→ Data extracted from a collection
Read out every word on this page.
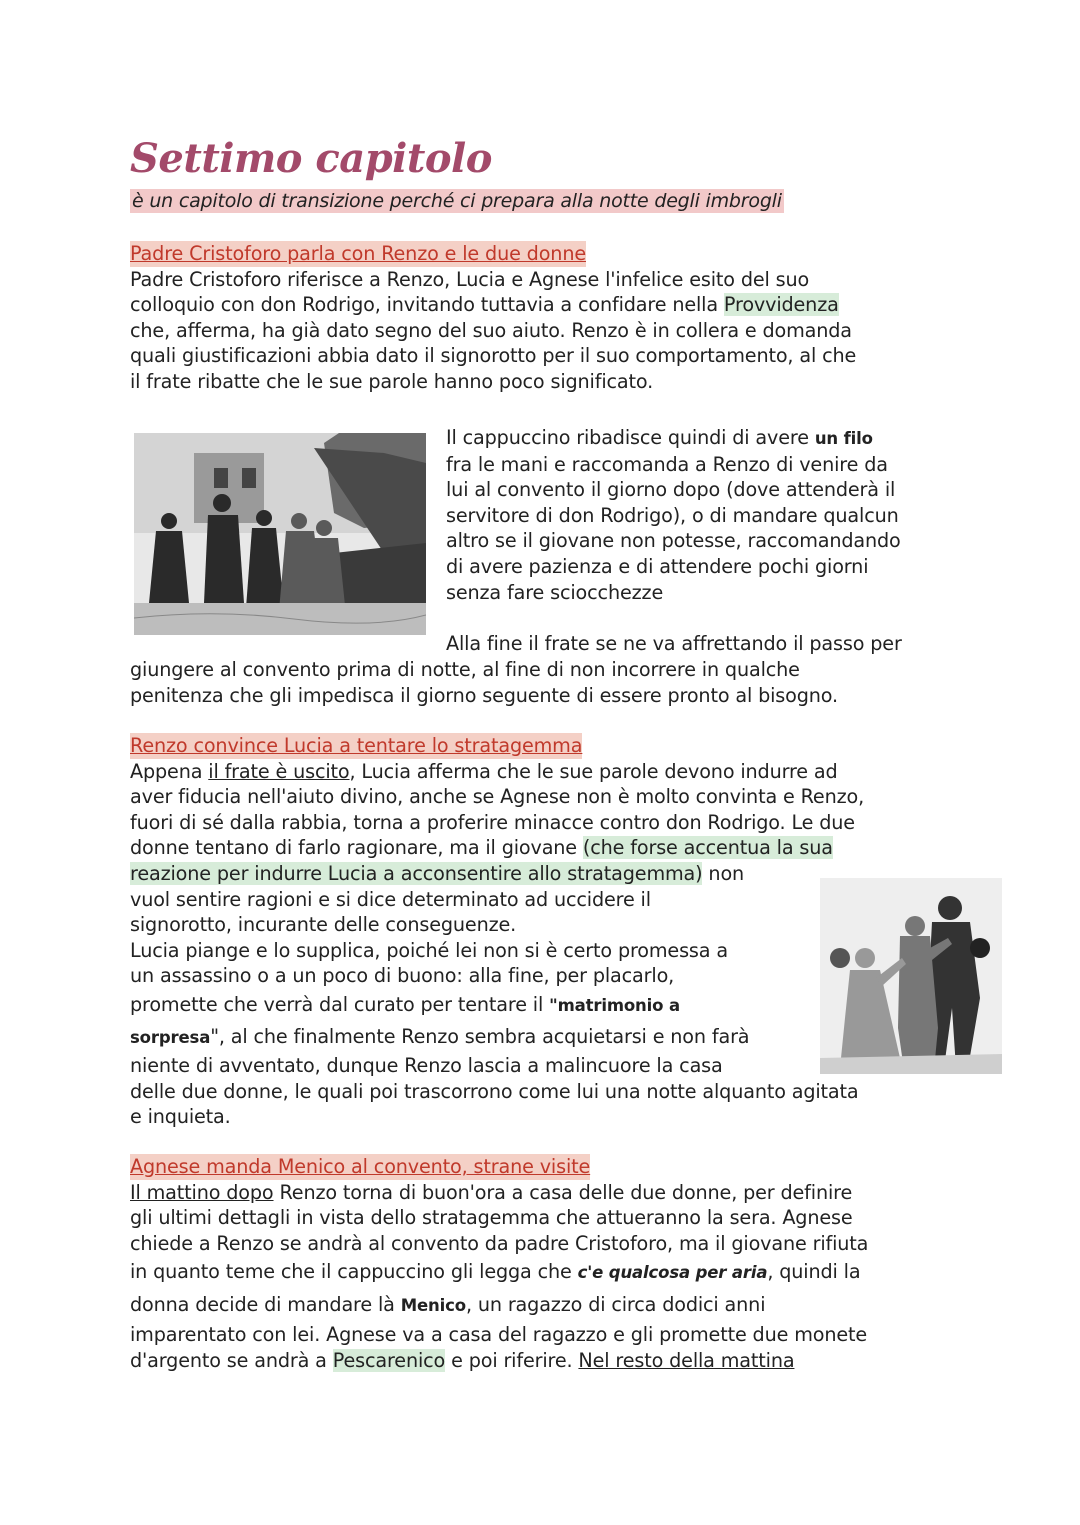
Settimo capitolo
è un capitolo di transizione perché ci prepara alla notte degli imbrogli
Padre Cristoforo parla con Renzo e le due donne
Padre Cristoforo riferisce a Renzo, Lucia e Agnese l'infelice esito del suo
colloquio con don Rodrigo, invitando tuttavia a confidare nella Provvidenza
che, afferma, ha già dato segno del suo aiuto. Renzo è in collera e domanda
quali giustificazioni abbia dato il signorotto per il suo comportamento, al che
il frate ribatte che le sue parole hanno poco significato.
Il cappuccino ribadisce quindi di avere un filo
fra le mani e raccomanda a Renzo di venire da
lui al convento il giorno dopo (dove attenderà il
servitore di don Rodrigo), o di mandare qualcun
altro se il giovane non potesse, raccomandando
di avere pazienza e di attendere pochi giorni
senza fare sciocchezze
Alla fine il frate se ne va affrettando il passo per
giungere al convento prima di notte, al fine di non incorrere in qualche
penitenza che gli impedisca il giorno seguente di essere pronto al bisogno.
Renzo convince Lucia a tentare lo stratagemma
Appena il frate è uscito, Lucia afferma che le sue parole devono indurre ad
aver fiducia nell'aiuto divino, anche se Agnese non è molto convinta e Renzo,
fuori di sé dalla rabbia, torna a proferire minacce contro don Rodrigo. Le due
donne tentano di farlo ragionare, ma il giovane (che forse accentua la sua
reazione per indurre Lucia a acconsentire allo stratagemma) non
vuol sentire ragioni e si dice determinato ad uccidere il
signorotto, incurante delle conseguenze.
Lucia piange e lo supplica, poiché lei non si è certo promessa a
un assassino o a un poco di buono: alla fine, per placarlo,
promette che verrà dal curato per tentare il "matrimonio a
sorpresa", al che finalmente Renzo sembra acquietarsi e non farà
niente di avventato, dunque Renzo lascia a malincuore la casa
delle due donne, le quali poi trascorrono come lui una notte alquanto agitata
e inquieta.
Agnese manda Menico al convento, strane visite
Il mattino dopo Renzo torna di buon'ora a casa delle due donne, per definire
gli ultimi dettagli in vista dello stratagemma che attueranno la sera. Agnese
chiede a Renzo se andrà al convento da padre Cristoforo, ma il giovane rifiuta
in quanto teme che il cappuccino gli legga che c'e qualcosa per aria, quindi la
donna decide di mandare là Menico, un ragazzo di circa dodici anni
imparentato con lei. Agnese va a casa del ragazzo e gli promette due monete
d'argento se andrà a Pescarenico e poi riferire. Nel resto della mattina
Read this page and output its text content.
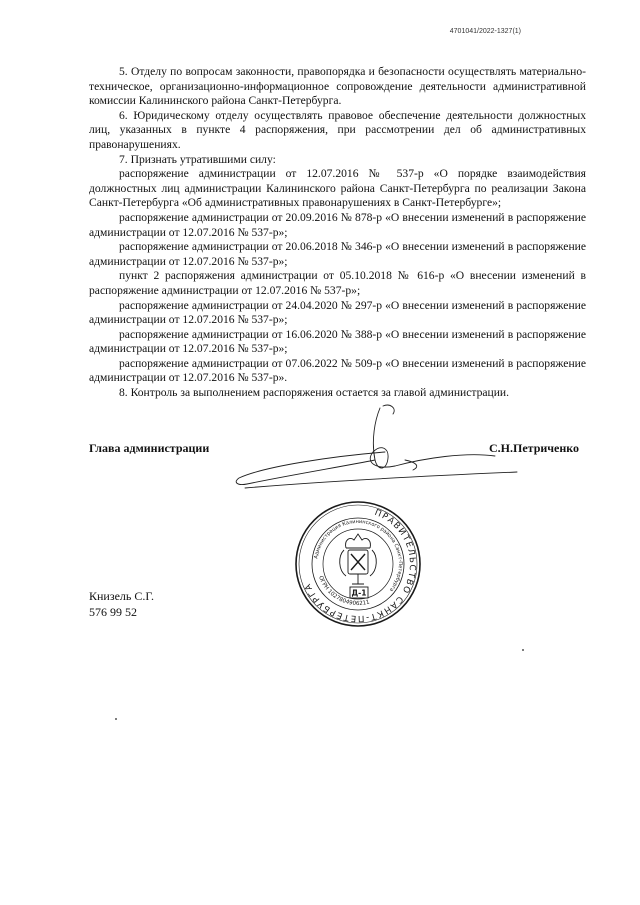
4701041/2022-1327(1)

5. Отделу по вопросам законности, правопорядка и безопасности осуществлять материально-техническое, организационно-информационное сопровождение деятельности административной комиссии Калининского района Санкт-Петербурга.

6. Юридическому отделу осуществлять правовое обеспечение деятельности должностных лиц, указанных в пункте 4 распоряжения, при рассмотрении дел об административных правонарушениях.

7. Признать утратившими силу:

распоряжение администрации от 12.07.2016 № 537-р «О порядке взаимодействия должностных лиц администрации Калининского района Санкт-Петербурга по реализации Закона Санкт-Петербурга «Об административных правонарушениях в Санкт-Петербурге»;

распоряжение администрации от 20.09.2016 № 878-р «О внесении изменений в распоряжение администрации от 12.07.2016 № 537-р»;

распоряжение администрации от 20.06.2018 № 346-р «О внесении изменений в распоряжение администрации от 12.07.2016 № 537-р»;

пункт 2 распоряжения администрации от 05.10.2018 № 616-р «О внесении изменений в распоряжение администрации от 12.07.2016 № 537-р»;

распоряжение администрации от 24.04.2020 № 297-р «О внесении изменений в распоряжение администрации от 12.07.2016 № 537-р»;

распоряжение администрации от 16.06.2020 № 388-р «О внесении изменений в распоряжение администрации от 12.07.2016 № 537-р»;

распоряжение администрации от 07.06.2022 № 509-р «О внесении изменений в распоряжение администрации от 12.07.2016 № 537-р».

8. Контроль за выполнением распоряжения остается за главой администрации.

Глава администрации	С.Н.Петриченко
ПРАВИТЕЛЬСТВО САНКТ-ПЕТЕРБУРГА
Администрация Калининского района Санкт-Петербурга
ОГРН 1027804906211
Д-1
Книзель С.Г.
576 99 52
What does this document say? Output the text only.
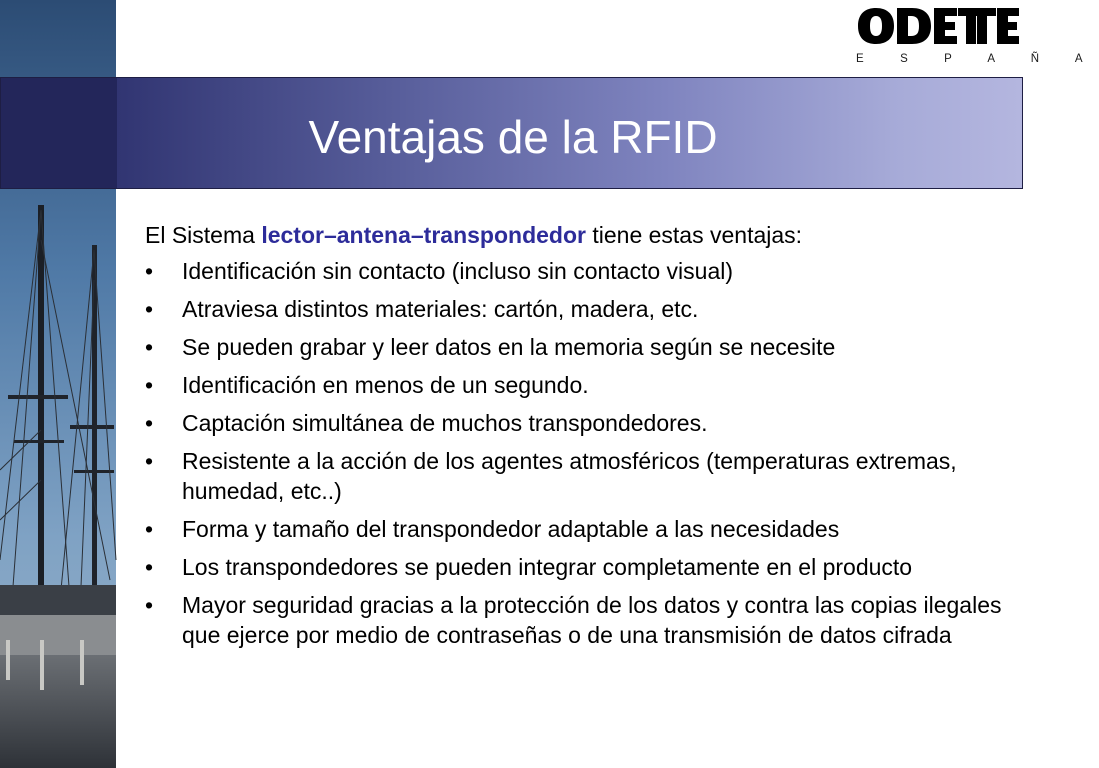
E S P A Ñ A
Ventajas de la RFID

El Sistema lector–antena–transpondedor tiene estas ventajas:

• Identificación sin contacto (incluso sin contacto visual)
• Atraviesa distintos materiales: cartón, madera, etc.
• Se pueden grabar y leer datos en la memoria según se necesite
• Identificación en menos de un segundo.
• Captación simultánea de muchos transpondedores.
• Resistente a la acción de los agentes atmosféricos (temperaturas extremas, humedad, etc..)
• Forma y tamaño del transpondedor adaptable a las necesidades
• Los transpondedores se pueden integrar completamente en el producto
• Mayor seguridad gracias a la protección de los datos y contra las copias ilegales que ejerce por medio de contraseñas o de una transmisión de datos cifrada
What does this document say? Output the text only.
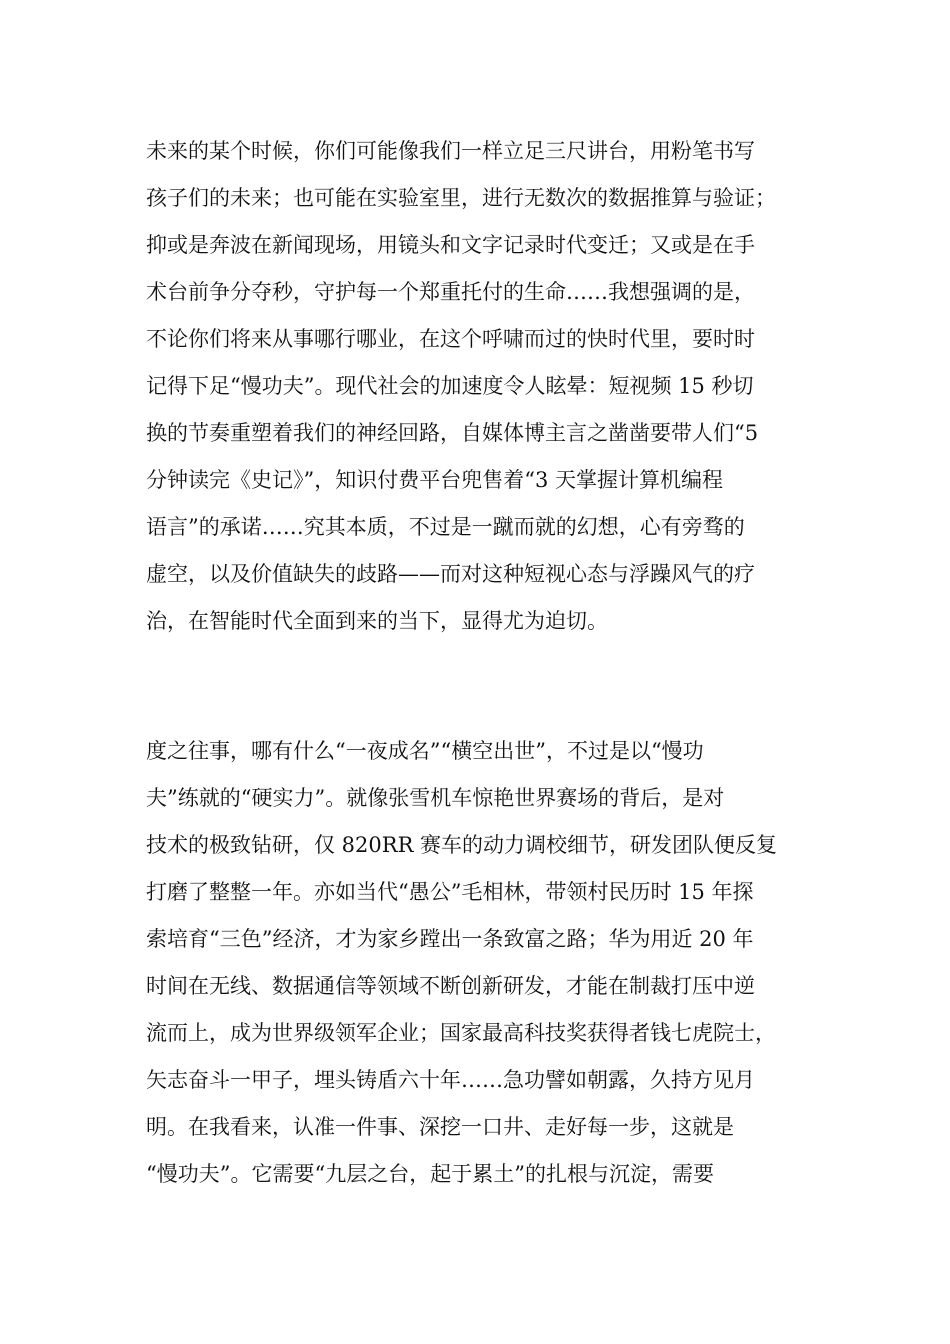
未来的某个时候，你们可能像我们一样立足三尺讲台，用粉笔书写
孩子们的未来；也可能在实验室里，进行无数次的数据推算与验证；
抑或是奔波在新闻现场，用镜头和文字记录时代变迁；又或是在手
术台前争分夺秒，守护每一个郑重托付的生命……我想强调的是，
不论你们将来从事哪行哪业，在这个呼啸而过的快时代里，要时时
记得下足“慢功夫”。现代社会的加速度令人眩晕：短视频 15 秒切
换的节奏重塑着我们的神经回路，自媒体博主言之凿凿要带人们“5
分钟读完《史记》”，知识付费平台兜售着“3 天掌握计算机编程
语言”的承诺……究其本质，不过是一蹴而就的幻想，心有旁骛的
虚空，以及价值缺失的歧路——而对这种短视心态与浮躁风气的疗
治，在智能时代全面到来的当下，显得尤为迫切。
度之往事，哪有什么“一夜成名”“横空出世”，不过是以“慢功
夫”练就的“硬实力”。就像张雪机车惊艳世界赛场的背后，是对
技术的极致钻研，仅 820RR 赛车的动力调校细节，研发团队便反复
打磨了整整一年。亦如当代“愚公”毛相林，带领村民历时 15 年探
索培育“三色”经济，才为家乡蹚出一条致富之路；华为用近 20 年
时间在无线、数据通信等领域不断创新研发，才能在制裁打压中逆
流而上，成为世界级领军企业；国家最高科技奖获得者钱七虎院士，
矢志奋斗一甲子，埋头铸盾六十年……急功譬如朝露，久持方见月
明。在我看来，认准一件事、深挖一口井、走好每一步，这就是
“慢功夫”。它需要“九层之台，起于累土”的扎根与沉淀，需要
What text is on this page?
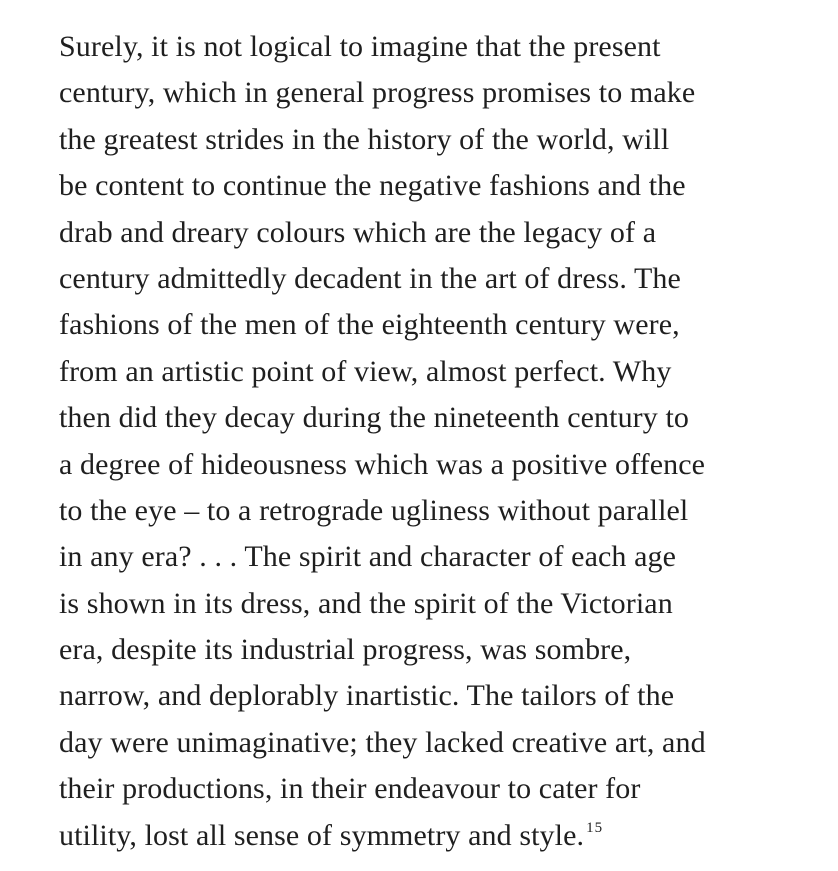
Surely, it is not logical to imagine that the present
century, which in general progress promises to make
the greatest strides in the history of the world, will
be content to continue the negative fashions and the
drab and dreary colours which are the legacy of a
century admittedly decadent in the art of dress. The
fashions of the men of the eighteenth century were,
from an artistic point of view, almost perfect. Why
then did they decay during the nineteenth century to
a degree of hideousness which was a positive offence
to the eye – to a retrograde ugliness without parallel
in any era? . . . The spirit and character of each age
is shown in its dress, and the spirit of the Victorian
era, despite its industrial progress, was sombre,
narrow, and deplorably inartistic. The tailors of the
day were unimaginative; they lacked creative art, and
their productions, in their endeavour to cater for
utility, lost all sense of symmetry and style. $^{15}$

→ Exercise aim
Find each line in the records holding the string "правонарушениях" and show it.

→ Response below
6. Юридическому отделу осуществлять правовое обеспечение деятельности должностных лиц, указанных в пункте 4 распоряжения, при рассмотрении дел об административных правонарушениях.
распоряжение администрации от 12.07.2016 № 537-р «О порядке взаимодействия должностных лиц администрации Калининского района Санкт-Петербурга по реализации Закона Санкт-Петербурга «Об административных правонарушениях в Санкт-Петербурге»;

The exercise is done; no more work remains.